[Dataset items]
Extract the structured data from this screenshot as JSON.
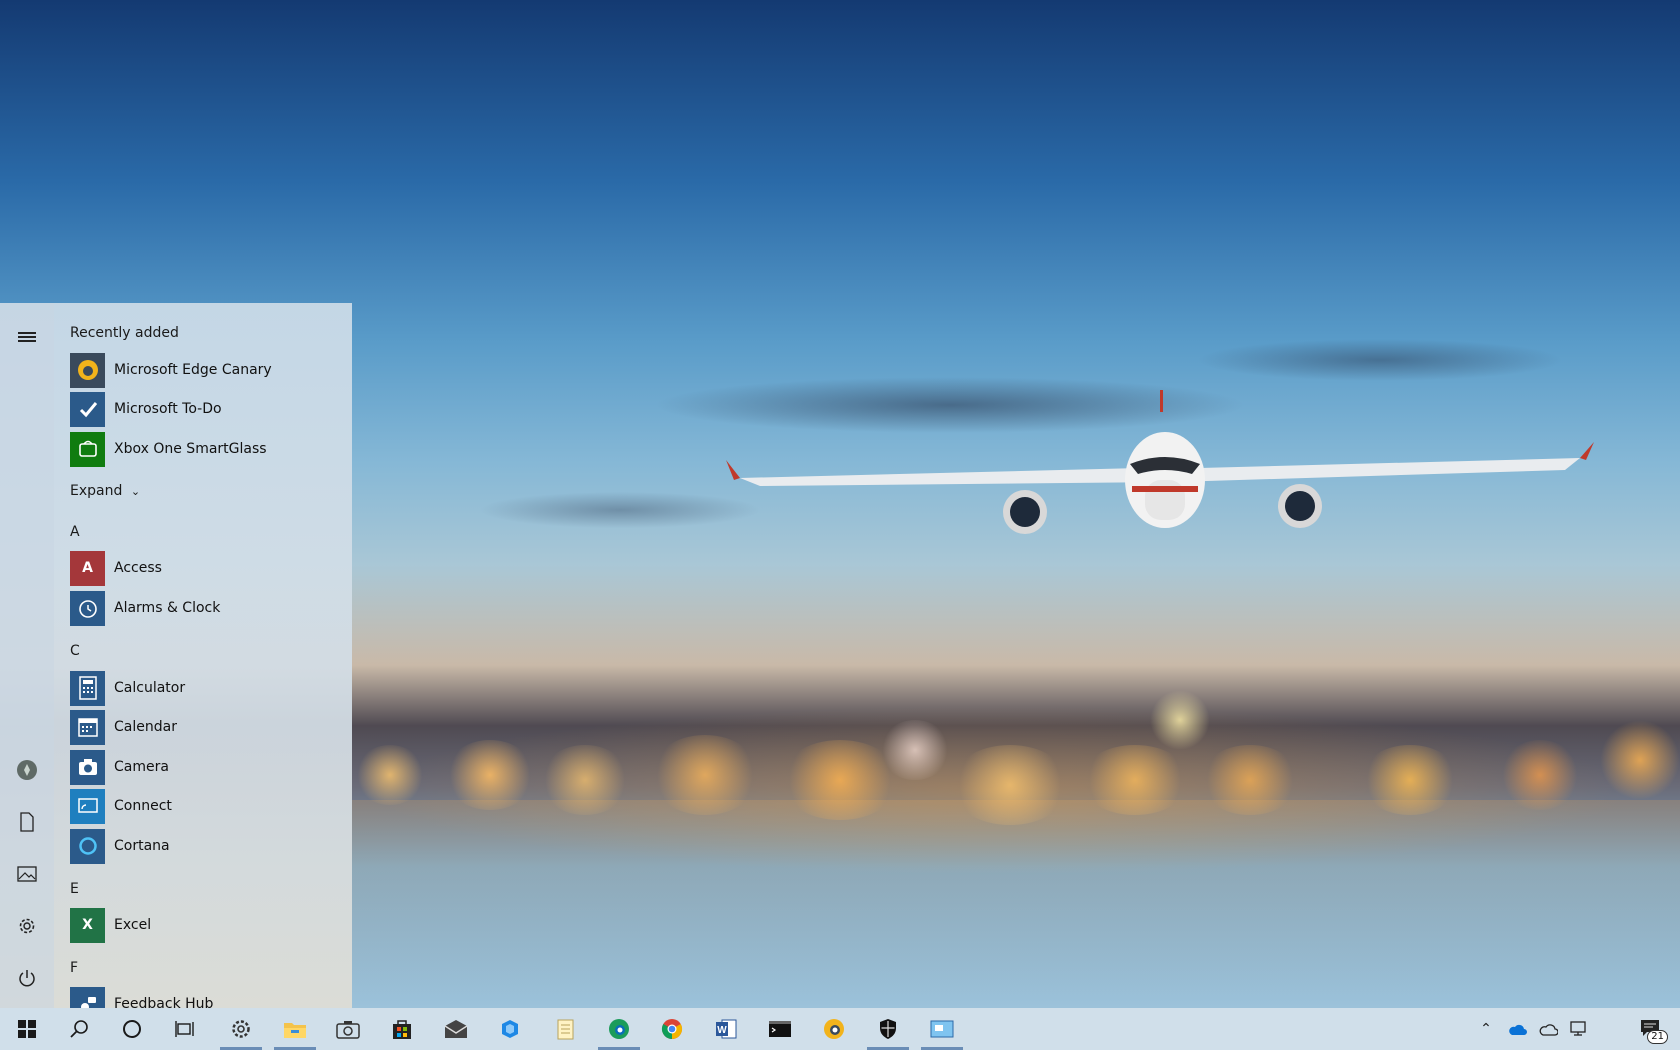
{
  "start_menu": {
    "recently_added_header": "Recently added",
    "recent_apps": [
      {
        "label": "Microsoft Edge Canary",
        "icon": "edge-canary-icon",
        "color": "#3a4a5c"
      },
      {
        "label": "Microsoft To-Do",
        "icon": "todo-check-icon",
        "color": "#2b5a8a"
      },
      {
        "label": "Xbox One SmartGlass",
        "icon": "xbox-smartglass-icon",
        "color": "#107c10"
      }
    ],
    "expand_label": "Expand",
    "groups": [
      {
        "letter": "A",
        "apps": [
          {
            "label": "Access",
            "icon": "access-icon",
            "color": "#a4373a"
          },
          {
            "label": "Alarms & Clock",
            "icon": "alarm-clock-icon",
            "color": "#2b5a8a"
          }
        ]
      },
      {
        "letter": "C",
        "apps": [
          {
            "label": "Calculator",
            "icon": "calculator-icon",
            "color": "#2b5a8a"
          },
          {
            "label": "Calendar",
            "icon": "calendar-icon",
            "color": "#2b5a8a"
          },
          {
            "label": "Camera",
            "icon": "camera-icon",
            "color": "#2b5a8a"
          },
          {
            "label": "Connect",
            "icon": "connect-icon",
            "color": "#1f7fbf"
          },
          {
            "label": "Cortana",
            "icon": "cortana-icon",
            "color": "#2b5a8a"
          }
        ]
      },
      {
        "letter": "E",
        "apps": [
          {
            "label": "Excel",
            "icon": "excel-icon",
            "color": "#217346"
          }
        ]
      },
      {
        "letter": "F",
        "apps": [
          {
            "label": "Feedback Hub",
            "icon": "feedback-hub-icon",
            "color": "#2b5a8a"
          }
        ]
      }
    ]
  },
  "taskbar": {
    "apps": [
      {
        "name": "settings",
        "icon": "gear-icon",
        "running": true
      },
      {
        "name": "file-explorer",
        "icon": "folder-icon",
        "running": true
      },
      {
        "name": "camera",
        "icon": "camera-icon",
        "running": false
      },
      {
        "name": "store",
        "icon": "store-icon",
        "running": false
      },
      {
        "name": "mail",
        "icon": "mail-icon",
        "running": false
      },
      {
        "name": "azure",
        "icon": "azure-icon",
        "running": false
      },
      {
        "name": "notepad",
        "icon": "notepad-icon",
        "running": false
      },
      {
        "name": "edge-dev",
        "icon": "edge-dev-icon",
        "running": true
      },
      {
        "name": "chrome",
        "icon": "chrome-icon",
        "running": false
      },
      {
        "name": "word",
        "icon": "word-icon",
        "running": false
      },
      {
        "name": "terminal",
        "icon": "terminal-icon",
        "running": false
      },
      {
        "name": "edge-canary",
        "icon": "edge-canary-icon",
        "running": false
      },
      {
        "name": "security",
        "icon": "shield-icon",
        "running": true
      },
      {
        "name": "remote-desktop",
        "icon": "remote-desktop-icon",
        "running": true
      }
    ],
    "notification_count": "21",
    "colors": {
      "accent": "#6a8db6",
      "taskbar": "#cedee9"
    }
  }
}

▶ [TASK TO CARRY OUT]:
Go through the material and copy out every line with "remote" in it.

▶ [SOLVED EXERCISE]:
        "name": "remote-desktop",
        "icon": "remote-desktop-icon",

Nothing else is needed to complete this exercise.